### Written exercise
Leave out the pictures and copy everything else in the entries exactly.

─── Task material

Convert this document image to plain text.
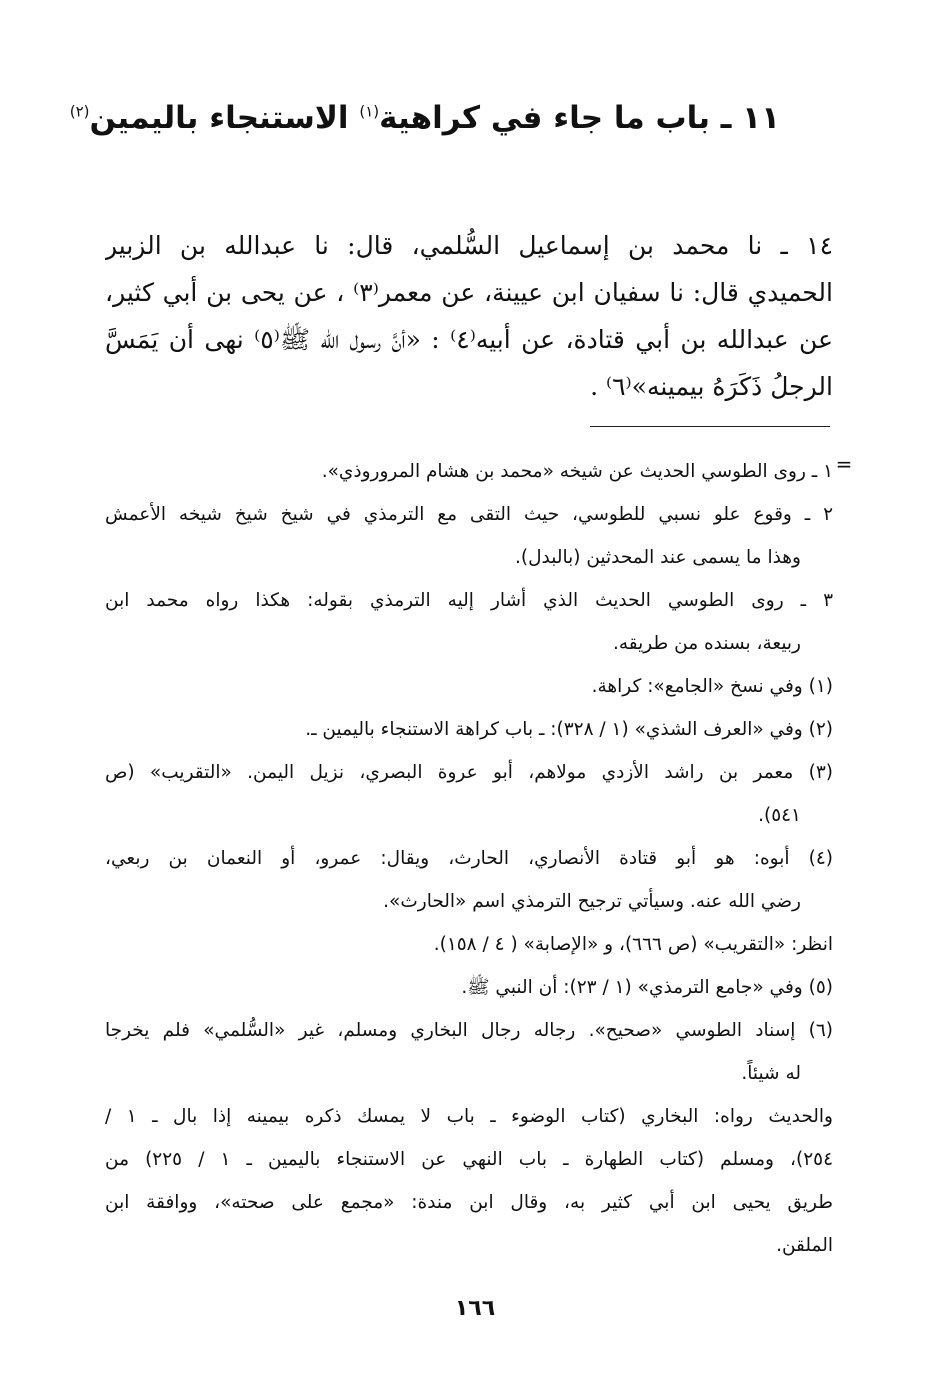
١١ ـ باب ما جاء في كراهية$^{(١)}$ الاستنجاء باليمين$^{(٢)}$
١٤ ـ نا محمد بن إسماعيل السُّلمي، قال: نا عبدالله بن الزبير
الحميدي قال: نا سفيان ابن عيينة، عن معمر⁽٣⁾ ، عن يحى بن أبي كثير،
عن عبدالله بن أبي قتادة، عن أبيه⁽٤⁾ : «أنَّ رسول الله ﷺ⁽٥⁾ نهى أن يَمَسَّ
الرجلُ ذَكَرَهُ بيمينه»⁽٦⁾ .
=
١ ـ روى الطوسي الحديث عن شيخه «محمد بن هشام المروروذي».
٢ ـ وقوع علو نسبي للطوسي، حيث التقى مع الترمذي في شيخ شيخ شيخه الأعمش
وهذا ما يسمى عند المحدثين (بالبدل).
٣ ـ روى الطوسي الحديث الذي أشار إليه الترمذي بقوله: هكذا رواه محمد ابن
ربيعة، بسنده من طريقه.
(١) وفي نسخ «الجامع»: كراهة.
(٢) وفي «العرف الشذي» (١ / ٣٢٨): ـ باب كراهة الاستنجاء باليمين ـ.
(٣) معمر بن راشد الأزدي مولاهم، أبو عروة البصري، نزيل اليمن. «التقريب» (ص
٥٤١).
(٤) أبوه: هو أبو قتادة الأنصاري، الحارث، ويقال: عمرو، أو النعمان بن ربعي،
رضي الله عنه. وسيأتي ترجيح الترمذي اسم «الحارث».
انظر: «التقريب» (ص ٦٦٦)، و «الإصابة» ( ٤ / ١٥٨).
(٥) وفي «جامع الترمذي» (١ / ٢٣): أن النبي ﷺ.
(٦) إسناد الطوسي «صحيح». رجاله رجال البخاري ومسلم، غير «السُّلمي» فلم يخرجا
له شيئاً.
والحديث رواه: البخاري (كتاب الوضوء ـ باب لا يمسك ذكره بيمينه إذا بال ـ ١ /
٢٥٤)، ومسلم (كتاب الطهارة ـ باب النهي عن الاستنجاء باليمين ـ ١ / ٢٢٥) من
طريق يحيى ابن أبي كثير به، وقال ابن مندة: «مجمع على صحته»، ووافقة ابن
الملقن.
١٦٦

──────

### The result
Convert this document image to plain text.
١١ ـ باب ما جاء في كراهية$^{(١)}$ الاستنجاء باليمين$^{(٢)}$
١٤ ـ نا محمد بن إسماعيل السُّلمي، قال: نا عبدالله بن الزبير
الحميدي قال: نا سفيان ابن عيينة، عن معمر⁽٣⁾ ، عن يحى بن أبي كثير،
عن عبدالله بن أبي قتادة، عن أبيه⁽٤⁾ : «أنَّ رسول الله ﷺ⁽٥⁾ نهى أن يَمَسَّ
الرجلُ ذَكَرَهُ بيمينه»⁽٦⁾ .
=
١ ـ روى الطوسي الحديث عن شيخه «محمد بن هشام المروروذي».
٢ ـ وقوع علو نسبي للطوسي، حيث التقى مع الترمذي في شيخ شيخ شيخه الأعمش
وهذا ما يسمى عند المحدثين (بالبدل).
٣ ـ روى الطوسي الحديث الذي أشار إليه الترمذي بقوله: هكذا رواه محمد ابن
ربيعة، بسنده من طريقه.
(١) وفي نسخ «الجامع»: كراهة.
(٢) وفي «العرف الشذي» (١ / ٣٢٨): ـ باب كراهة الاستنجاء باليمين ـ.
(٣) معمر بن راشد الأزدي مولاهم، أبو عروة البصري، نزيل اليمن. «التقريب» (ص
٥٤١).
(٤) أبوه: هو أبو قتادة الأنصاري، الحارث، ويقال: عمرو، أو النعمان بن ربعي،
رضي الله عنه. وسيأتي ترجيح الترمذي اسم «الحارث».
انظر: «التقريب» (ص ٦٦٦)، و «الإصابة» ( ٤ / ١٥٨).
(٥) وفي «جامع الترمذي» (١ / ٢٣): أن النبي ﷺ.
(٦) إسناد الطوسي «صحيح». رجاله رجال البخاري ومسلم، غير «السُّلمي» فلم يخرجا
له شيئاً.
والحديث رواه: البخاري (كتاب الوضوء ـ باب لا يمسك ذكره بيمينه إذا بال ـ ١ /
٢٥٤)، ومسلم (كتاب الطهارة ـ باب النهي عن الاستنجاء باليمين ـ ١ / ٢٢٥) من
طريق يحيى ابن أبي كثير به، وقال ابن مندة: «مجمع على صحته»، ووافقة ابن
الملقن.
١٦٦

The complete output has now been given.